— START EXERCISE INPUTS —
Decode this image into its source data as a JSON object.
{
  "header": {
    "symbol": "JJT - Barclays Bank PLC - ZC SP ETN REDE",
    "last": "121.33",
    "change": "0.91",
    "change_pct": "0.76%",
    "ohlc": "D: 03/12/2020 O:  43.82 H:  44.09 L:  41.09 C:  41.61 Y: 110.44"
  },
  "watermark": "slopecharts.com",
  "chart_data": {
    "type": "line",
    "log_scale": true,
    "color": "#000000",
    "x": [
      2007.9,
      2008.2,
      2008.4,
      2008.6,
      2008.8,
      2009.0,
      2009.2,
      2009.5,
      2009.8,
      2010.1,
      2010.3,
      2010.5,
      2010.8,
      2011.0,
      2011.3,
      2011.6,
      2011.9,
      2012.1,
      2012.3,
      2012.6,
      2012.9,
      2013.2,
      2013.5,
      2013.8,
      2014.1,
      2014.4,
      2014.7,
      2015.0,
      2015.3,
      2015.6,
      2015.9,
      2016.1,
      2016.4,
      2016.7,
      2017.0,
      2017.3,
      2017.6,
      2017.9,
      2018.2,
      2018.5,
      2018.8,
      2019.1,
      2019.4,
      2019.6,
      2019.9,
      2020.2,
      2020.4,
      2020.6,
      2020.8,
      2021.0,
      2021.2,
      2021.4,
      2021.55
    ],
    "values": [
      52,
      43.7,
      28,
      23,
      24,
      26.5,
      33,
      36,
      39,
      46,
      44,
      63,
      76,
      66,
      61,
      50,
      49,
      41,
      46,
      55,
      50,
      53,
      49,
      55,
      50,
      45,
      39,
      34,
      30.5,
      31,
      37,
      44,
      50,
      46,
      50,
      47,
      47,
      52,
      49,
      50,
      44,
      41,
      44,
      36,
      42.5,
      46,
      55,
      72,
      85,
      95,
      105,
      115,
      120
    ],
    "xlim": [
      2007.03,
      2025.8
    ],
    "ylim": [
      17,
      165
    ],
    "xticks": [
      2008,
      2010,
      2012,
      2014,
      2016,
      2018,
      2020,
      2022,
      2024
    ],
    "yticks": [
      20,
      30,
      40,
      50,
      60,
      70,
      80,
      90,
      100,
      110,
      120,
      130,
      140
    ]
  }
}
— END EXERCISE INPUTS —
• **OBJECTIVE**
Write out the data exactly as it stands.

• **SOLUTION TO THIS PROBLEM**
Decode this image into its source data as a JSON object.
{
  "header": {
    "symbol": "JJT - Barclays Bank PLC - ZC SP ETN REDE",
    "last": "121.33",
    "change": "0.91",
    "change_pct": "0.76%",
    "ohlc": "D: 03/12/2020 O:  43.82 H:  44.09 L:  41.09 C:  41.61 Y: 110.44"
  },
  "watermark": "slopecharts.com",
  "chart_data": {
    "type": "line",
    "log_scale": true,
    "color": "#000000",
    "x": [
      2007.9,
      2008.2,
      2008.4,
      2008.6,
      2008.8,
      2009.0,
      2009.2,
      2009.5,
      2009.8,
      2010.1,
      2010.3,
      2010.5,
      2010.8,
      2011.0,
      2011.3,
      2011.6,
      2011.9,
      2012.1,
      2012.3,
      2012.6,
      2012.9,
      2013.2,
      2013.5,
      2013.8,
      2014.1,
      2014.4,
      2014.7,
      2015.0,
      2015.3,
      2015.6,
      2015.9,
      2016.1,
      2016.4,
      2016.7,
      2017.0,
      2017.3,
      2017.6,
      2017.9,
      2018.2,
      2018.5,
      2018.8,
      2019.1,
      2019.4,
      2019.6,
      2019.9,
      2020.2,
      2020.4,
      2020.6,
      2020.8,
      2021.0,
      2021.2,
      2021.4,
      2021.55
    ],
    "values": [
      52,
      43.7,
      28,
      23,
      24,
      26.5,
      33,
      36,
      39,
      46,
      44,
      63,
      76,
      66,
      61,
      50,
      49,
      41,
      46,
      55,
      50,
      53,
      49,
      55,
      50,
      45,
      39,
      34,
      30.5,
      31,
      37,
      44,
      50,
      46,
      50,
      47,
      47,
      52,
      49,
      50,
      44,
      41,
      44,
      36,
      42.5,
      46,
      55,
      72,
      85,
      95,
      105,
      115,
      120
    ],
    "xlim": [
      2007.03,
      2025.8
    ],
    "ylim": [
      17,
      165
    ],
    "xticks": [
      2008,
      2010,
      2012,
      2014,
      2016,
      2018,
      2020,
      2022,
      2024
    ],
    "yticks": [
      20,
      30,
      40,
      50,
      60,
      70,
      80,
      90,
      100,
      110,
      120,
      130,
      140
    ]
  }
}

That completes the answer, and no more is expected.